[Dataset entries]

——————————

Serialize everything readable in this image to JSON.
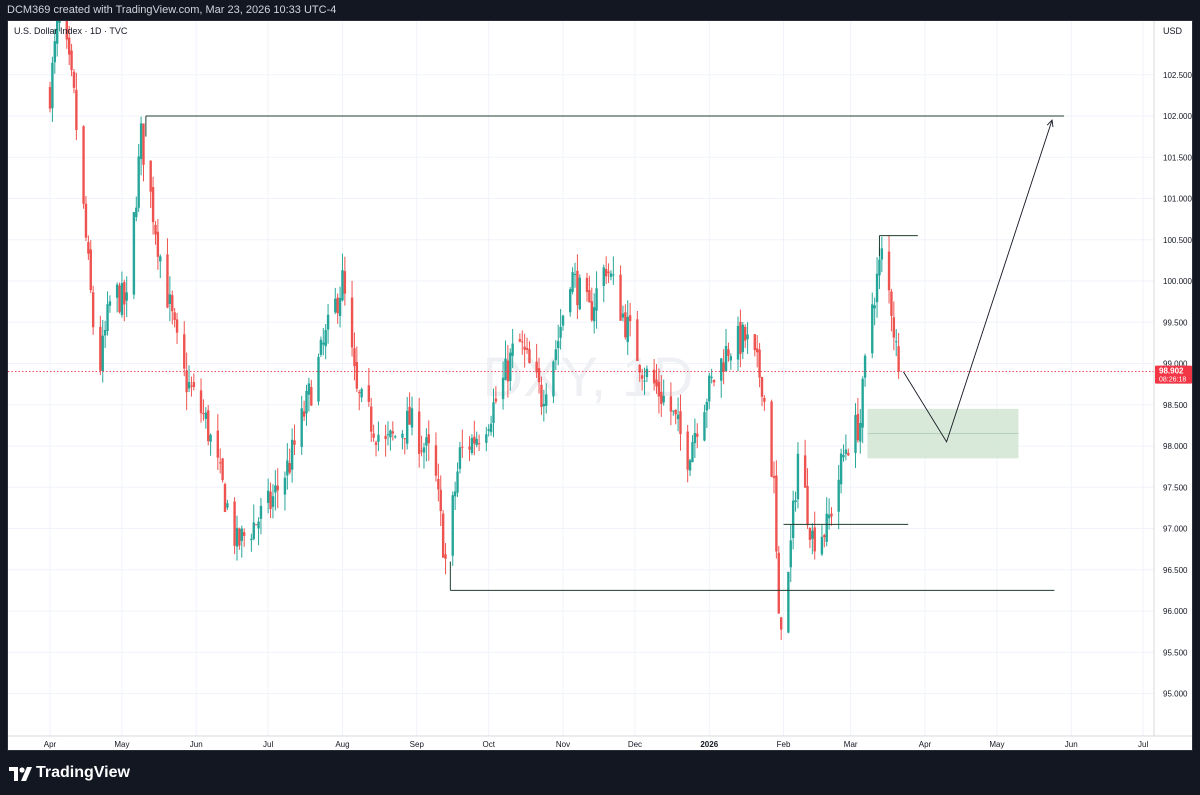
{
  "header": {
    "credit": "DCM369 created with TradingView.com, Mar 23, 2026 10:33 UTC-4"
  },
  "chart_title": "U.S. Dollar Index · 1D · TVC",
  "currency_label": "USD",
  "price_badge": {
    "price": "98.902",
    "countdown": "08:26:18"
  },
  "watermark": "DXY, 1D",
  "brand": {
    "name": "TradingView"
  },
  "colors": {
    "up": "#26a69a",
    "down": "#ef5350",
    "price_line": "#f23645",
    "drawing": "#1f3d2e",
    "zone": "#c8dfc9",
    "background": "#ffffff"
  },
  "chart_data": {
    "type": "candlestick",
    "title": "U.S. Dollar Index · 1D · TVC",
    "y_ticks": [
      "102.500",
      "102.000",
      "101.500",
      "101.000",
      "100.500",
      "100.000",
      "99.500",
      "99.000",
      "98.500",
      "98.000",
      "97.500",
      "97.000",
      "96.500",
      "96.000",
      "95.500",
      "95.000"
    ],
    "ylim": [
      94.6,
      103.3
    ],
    "x_ticks": [
      "Apr",
      "May",
      "Jun",
      "Jul",
      "Aug",
      "Sep",
      "Oct",
      "Nov",
      "Dec",
      "2026",
      "Feb",
      "Mar",
      "Apr",
      "May",
      "Jun",
      "Jul"
    ],
    "x_tick_days": [
      0,
      30,
      61,
      91,
      122,
      153,
      183,
      214,
      244,
      275,
      306,
      334,
      365,
      395,
      426,
      456
    ],
    "current_price": 98.902,
    "anchors": [
      {
        "day": 0,
        "price": 102.3
      },
      {
        "day": 4,
        "price": 103.3
      },
      {
        "day": 10,
        "price": 102.2
      },
      {
        "day": 15,
        "price": 100.5
      },
      {
        "day": 20,
        "price": 98.8
      },
      {
        "day": 26,
        "price": 99.9
      },
      {
        "day": 32,
        "price": 99.7
      },
      {
        "day": 38,
        "price": 101.75
      },
      {
        "day": 46,
        "price": 100.3
      },
      {
        "day": 55,
        "price": 98.9
      },
      {
        "day": 65,
        "price": 98.3
      },
      {
        "day": 78,
        "price": 96.8
      },
      {
        "day": 92,
        "price": 97.3
      },
      {
        "day": 100,
        "price": 97.8
      },
      {
        "day": 110,
        "price": 98.8
      },
      {
        "day": 122,
        "price": 100.0
      },
      {
        "day": 128,
        "price": 98.6
      },
      {
        "day": 140,
        "price": 98.0
      },
      {
        "day": 150,
        "price": 98.3
      },
      {
        "day": 160,
        "price": 97.8
      },
      {
        "day": 165,
        "price": 96.6
      },
      {
        "day": 171,
        "price": 97.9
      },
      {
        "day": 180,
        "price": 98.2
      },
      {
        "day": 187,
        "price": 98.6
      },
      {
        "day": 195,
        "price": 99.3
      },
      {
        "day": 205,
        "price": 98.6
      },
      {
        "day": 212,
        "price": 99.3
      },
      {
        "day": 217,
        "price": 100.1
      },
      {
        "day": 225,
        "price": 99.6
      },
      {
        "day": 232,
        "price": 100.2
      },
      {
        "day": 240,
        "price": 99.5
      },
      {
        "day": 248,
        "price": 98.9
      },
      {
        "day": 258,
        "price": 98.5
      },
      {
        "day": 266,
        "price": 97.9
      },
      {
        "day": 272,
        "price": 98.5
      },
      {
        "day": 283,
        "price": 99.2
      },
      {
        "day": 290,
        "price": 99.3
      },
      {
        "day": 297,
        "price": 98.8
      },
      {
        "day": 302,
        "price": 97.5
      },
      {
        "day": 304,
        "price": 95.8
      },
      {
        "day": 308,
        "price": 96.4
      },
      {
        "day": 312,
        "price": 97.9
      },
      {
        "day": 318,
        "price": 96.9
      },
      {
        "day": 324,
        "price": 97.0
      },
      {
        "day": 332,
        "price": 98.0
      },
      {
        "day": 338,
        "price": 98.3
      },
      {
        "day": 342,
        "price": 99.6
      },
      {
        "day": 347,
        "price": 100.3
      },
      {
        "day": 351,
        "price": 99.7
      },
      {
        "day": 354,
        "price": 98.902
      }
    ],
    "levels": [
      {
        "price": 102.0,
        "from_day": 40,
        "to_day": 423
      },
      {
        "price": 96.25,
        "from_day": 167,
        "to_day": 419
      },
      {
        "price": 100.55,
        "from_day": 346,
        "to_day": 362
      },
      {
        "price": 97.05,
        "from_day": 306,
        "to_day": 358
      }
    ],
    "zone": {
      "from_day": 341,
      "to_day": 404,
      "top": 98.45,
      "bottom": 97.85,
      "mid": 98.15
    },
    "projection": [
      {
        "day": 356,
        "price": 98.9
      },
      {
        "day": 374,
        "price": 98.05
      },
      {
        "day": 418,
        "price": 101.95
      }
    ]
  }
}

——————————

Find every line in the records above that holds the word "TradingView", and copy each one.

> Result for this task:
    "credit": "DCM369 created with TradingView.com, Mar 23, 2026 10:33 UTC-4"
    "name": "TradingView"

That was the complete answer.